*Data records:*

-----

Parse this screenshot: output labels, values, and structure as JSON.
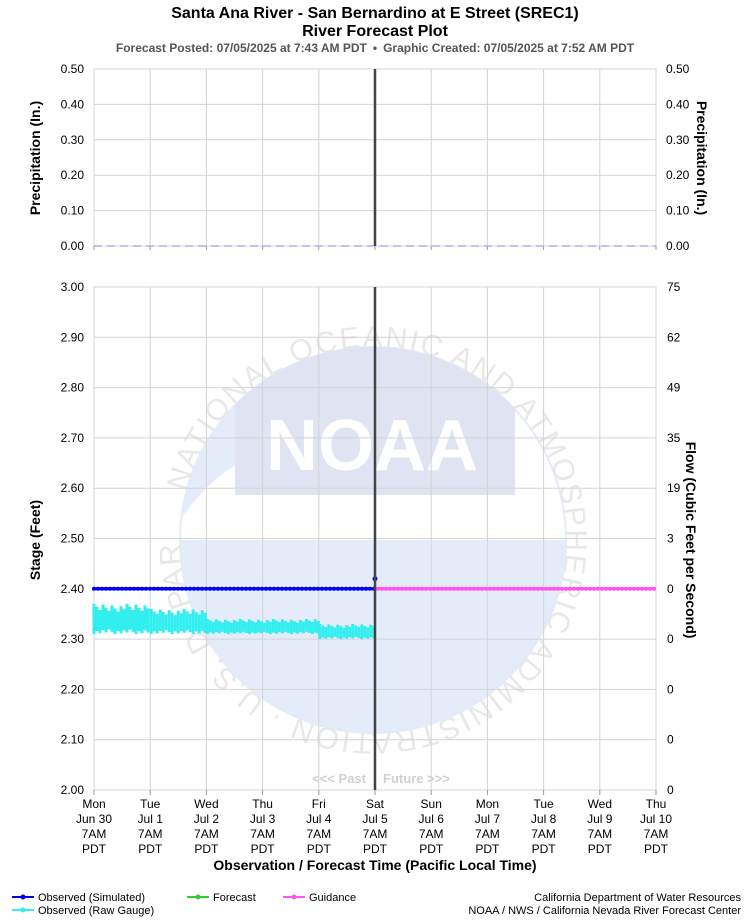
{
  "header": {
    "title": "Santa Ana River - San Bernardino at E Street (SREC1)",
    "subtitle": "River Forecast Plot",
    "posted": "Forecast Posted: 07/05/2025 at 7:43 AM PDT",
    "bullet": "•",
    "created": "Graphic Created: 07/05/2025 at 7:52 AM PDT"
  },
  "labels": {
    "precip_left": "Precipitation (In.)",
    "precip_right": "Precipitation (In.)",
    "stage": "Stage (Feet)",
    "flow": "Flow (Cubic Feet per Second)",
    "xaxis": "Observation / Forecast Time (Pacific Local Time)",
    "past": "<<< Past",
    "future": "Future >>>"
  },
  "watermark": {
    "logo_text": "NOAA",
    "ring_text": "NATIONAL OCEANIC AND ATMOSPHERIC ADMINISTRATION · U.S. DEPARTMENT OF COMMERCE"
  },
  "legend": {
    "items": [
      {
        "label": "Observed (Simulated)",
        "color": "#0000ee"
      },
      {
        "label": "Forecast",
        "color": "#33cc33"
      },
      {
        "label": "Guidance",
        "color": "#ff55ee"
      },
      {
        "label": "Observed (Raw Gauge)",
        "color": "#33eeee"
      }
    ]
  },
  "credits": {
    "line1": "California Department of Water Resources",
    "line2": "NOAA / NWS / California Nevada River Forecast Center"
  },
  "chart_data": [
    {
      "type": "line",
      "panel": "precipitation",
      "ylabel": "Precipitation (In.)",
      "ylim": [
        0,
        0.5
      ],
      "yticks": [
        "0.50",
        "0.40",
        "0.30",
        "0.20",
        "0.10",
        "0.00"
      ],
      "grid": true,
      "series": [
        {
          "values_in": [
            0.0,
            0.0
          ],
          "x_days": [
            0,
            10
          ],
          "style": "dashed",
          "color": "#aab0ee"
        }
      ]
    },
    {
      "type": "line",
      "panel": "stage",
      "xlabel": "Observation / Forecast Time (Pacific Local Time)",
      "ylabel": "Stage (Feet)",
      "y2label": "Flow (Cubic Feet per Second)",
      "ylim": [
        2.0,
        3.0
      ],
      "yticks": [
        "3.00",
        "2.90",
        "2.80",
        "2.70",
        "2.60",
        "2.50",
        "2.40",
        "2.30",
        "2.20",
        "2.10",
        "2.00"
      ],
      "y2ticks": [
        "75",
        "62",
        "49",
        "35",
        "19",
        "3",
        "0",
        "0",
        "0",
        "0",
        "0"
      ],
      "xticks": [
        [
          "Mon",
          "Jun 30",
          "7AM",
          "PDT"
        ],
        [
          "Tue",
          "Jul 1",
          "7AM",
          "PDT"
        ],
        [
          "Wed",
          "Jul 2",
          "7AM",
          "PDT"
        ],
        [
          "Thu",
          "Jul 3",
          "7AM",
          "PDT"
        ],
        [
          "Fri",
          "Jul 4",
          "7AM",
          "PDT"
        ],
        [
          "Sat",
          "Jul 5",
          "7AM",
          "PDT"
        ],
        [
          "Sun",
          "Jul 6",
          "7AM",
          "PDT"
        ],
        [
          "Mon",
          "Jul 7",
          "7AM",
          "PDT"
        ],
        [
          "Tue",
          "Jul 8",
          "7AM",
          "PDT"
        ],
        [
          "Wed",
          "Jul 9",
          "7AM",
          "PDT"
        ],
        [
          "Thu",
          "Jul 10",
          "7AM",
          "PDT"
        ]
      ],
      "now_marker": "Sat Jul 5 7AM PDT",
      "grid": true,
      "series": [
        {
          "name": "Observed (Simulated)",
          "color": "#0000ee",
          "x_day_range": [
            "Mon Jun 30 7AM PDT",
            "Sat Jul 5 7AM PDT"
          ],
          "stage_ft": 2.4,
          "last_point_ft": 2.42
        },
        {
          "name": "Observed (Raw Gauge)",
          "color": "#33eeee",
          "x_day_range": [
            "Mon Jun 30 7AM PDT",
            "Sat Jul 5 7AM PDT"
          ],
          "stage_ft_segments": [
            {
              "from": "Mon Jun 30",
              "to": "Tue Jul 1",
              "min": 2.31,
              "max": 2.37
            },
            {
              "from": "Tue Jul 1",
              "to": "Wed Jul 2",
              "min": 2.31,
              "max": 2.36
            },
            {
              "from": "Wed Jul 2",
              "to": "Fri Jul 4",
              "min": 2.31,
              "max": 2.34
            },
            {
              "from": "Fri Jul 4",
              "to": "Sat Jul 5",
              "min": 2.3,
              "max": 2.33
            }
          ]
        },
        {
          "name": "Guidance",
          "color": "#ff55ee",
          "x_day_range": [
            "Sat Jul 5 7AM PDT",
            "Thu Jul 10 7AM PDT"
          ],
          "stage_ft": 2.4
        }
      ]
    }
  ]
}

-----

*Problem requirements:*
Locate the word "Forecast" in the data above. Copy every line carrying it.

*Complete output:*
    "subtitle": "River Forecast Plot",
    "posted": "Forecast Posted: 07/05/2025 at 7:43 AM PDT",
    "xaxis": "Observation / Forecast Time (Pacific Local Time)",
        "label": "Forecast",
    "line2": "NOAA / NWS / California Nevada River Forecast Center"
      "xlabel": "Observation / Forecast Time (Pacific Local Time)",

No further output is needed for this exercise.